What the task asks
Take every line from the listing below that includes "name" and copy it.

______________________________

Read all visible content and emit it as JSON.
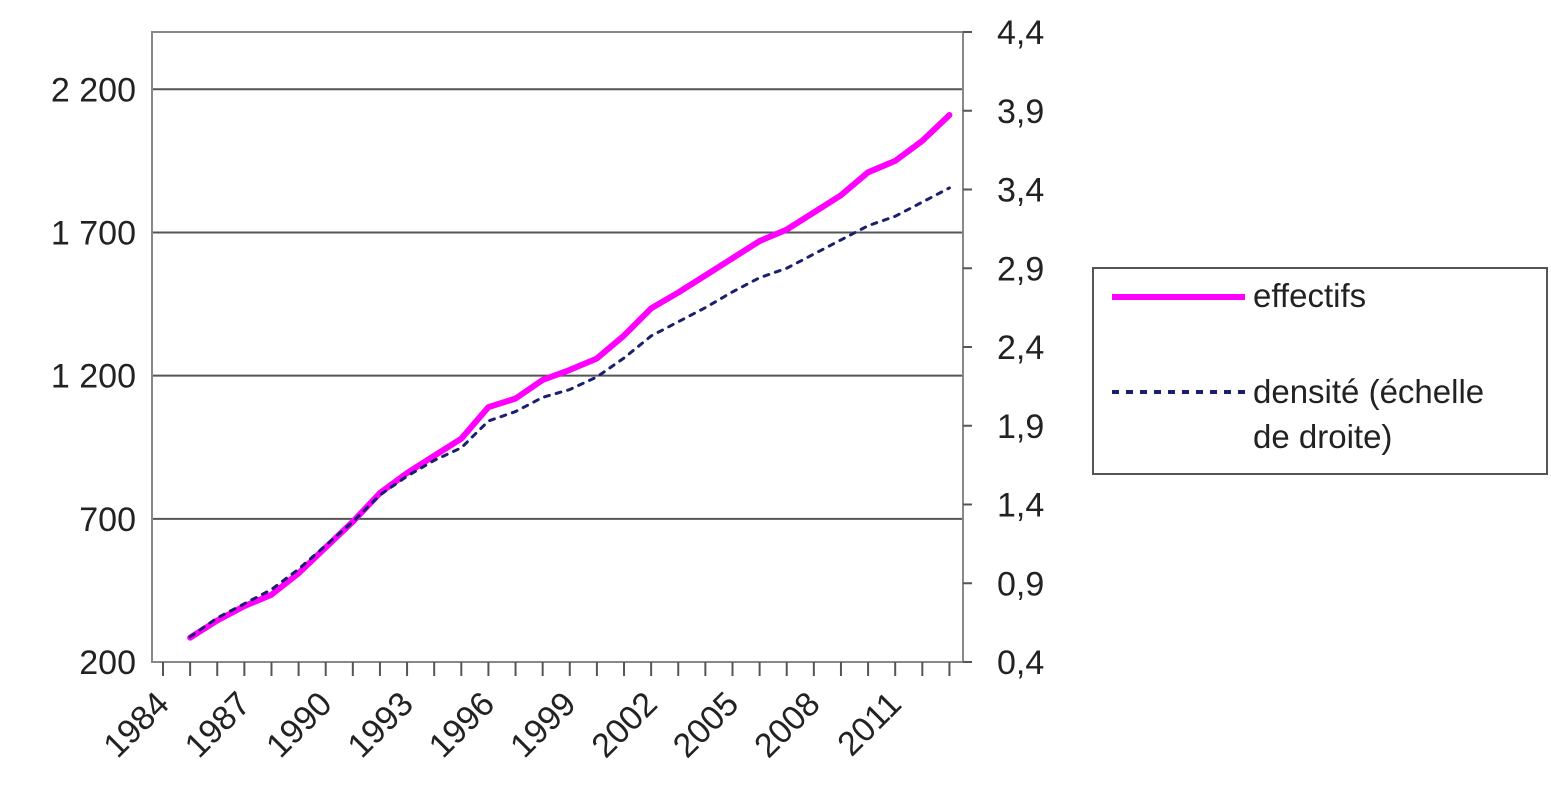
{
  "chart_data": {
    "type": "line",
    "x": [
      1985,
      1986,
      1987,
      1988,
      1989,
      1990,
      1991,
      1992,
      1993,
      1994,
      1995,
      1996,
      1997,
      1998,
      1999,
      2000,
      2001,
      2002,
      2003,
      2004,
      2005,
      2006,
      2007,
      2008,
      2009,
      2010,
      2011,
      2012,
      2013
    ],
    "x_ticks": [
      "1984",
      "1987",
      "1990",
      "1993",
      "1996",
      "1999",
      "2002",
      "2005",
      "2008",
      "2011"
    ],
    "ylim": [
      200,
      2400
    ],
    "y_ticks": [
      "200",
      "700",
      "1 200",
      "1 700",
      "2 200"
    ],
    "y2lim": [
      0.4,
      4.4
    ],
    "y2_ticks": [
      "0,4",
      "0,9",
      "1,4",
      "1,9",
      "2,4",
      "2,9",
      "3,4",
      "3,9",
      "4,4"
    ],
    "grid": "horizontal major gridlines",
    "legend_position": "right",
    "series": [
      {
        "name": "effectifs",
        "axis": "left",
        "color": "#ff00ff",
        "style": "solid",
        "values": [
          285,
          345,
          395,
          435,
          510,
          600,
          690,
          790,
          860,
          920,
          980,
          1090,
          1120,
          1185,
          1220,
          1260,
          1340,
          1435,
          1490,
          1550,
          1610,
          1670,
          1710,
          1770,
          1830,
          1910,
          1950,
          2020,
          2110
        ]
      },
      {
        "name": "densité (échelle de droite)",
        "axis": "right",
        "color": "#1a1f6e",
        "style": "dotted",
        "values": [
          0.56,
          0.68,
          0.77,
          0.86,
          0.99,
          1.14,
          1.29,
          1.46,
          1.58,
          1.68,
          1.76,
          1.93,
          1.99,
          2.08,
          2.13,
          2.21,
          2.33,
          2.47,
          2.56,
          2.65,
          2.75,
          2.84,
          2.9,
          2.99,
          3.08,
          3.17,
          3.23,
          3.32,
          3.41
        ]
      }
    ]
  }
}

______________________________

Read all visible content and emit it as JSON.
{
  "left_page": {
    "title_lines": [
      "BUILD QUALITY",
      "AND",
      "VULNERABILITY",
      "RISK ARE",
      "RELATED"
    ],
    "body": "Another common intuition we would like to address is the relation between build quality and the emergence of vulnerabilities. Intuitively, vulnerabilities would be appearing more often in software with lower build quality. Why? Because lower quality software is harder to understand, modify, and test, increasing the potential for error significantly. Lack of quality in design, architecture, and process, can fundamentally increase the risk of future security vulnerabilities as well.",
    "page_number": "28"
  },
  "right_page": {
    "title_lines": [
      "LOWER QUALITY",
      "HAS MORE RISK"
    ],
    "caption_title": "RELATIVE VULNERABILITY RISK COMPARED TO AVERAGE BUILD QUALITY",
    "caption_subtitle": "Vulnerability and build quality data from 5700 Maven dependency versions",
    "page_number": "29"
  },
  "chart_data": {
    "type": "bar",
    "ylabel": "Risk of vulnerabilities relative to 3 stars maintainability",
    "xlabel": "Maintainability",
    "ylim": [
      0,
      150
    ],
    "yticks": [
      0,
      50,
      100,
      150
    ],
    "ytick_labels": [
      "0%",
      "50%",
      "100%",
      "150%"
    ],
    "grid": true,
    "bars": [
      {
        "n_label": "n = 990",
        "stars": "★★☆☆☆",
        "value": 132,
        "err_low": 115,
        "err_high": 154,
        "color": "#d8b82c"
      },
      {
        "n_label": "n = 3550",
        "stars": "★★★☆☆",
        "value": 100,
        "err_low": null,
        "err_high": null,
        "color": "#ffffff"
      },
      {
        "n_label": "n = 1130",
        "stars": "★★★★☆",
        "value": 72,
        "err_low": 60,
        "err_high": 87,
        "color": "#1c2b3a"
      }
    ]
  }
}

______________________________

Full solution
        "name": "effectifs",
        "name": "densité (échelle de droite)",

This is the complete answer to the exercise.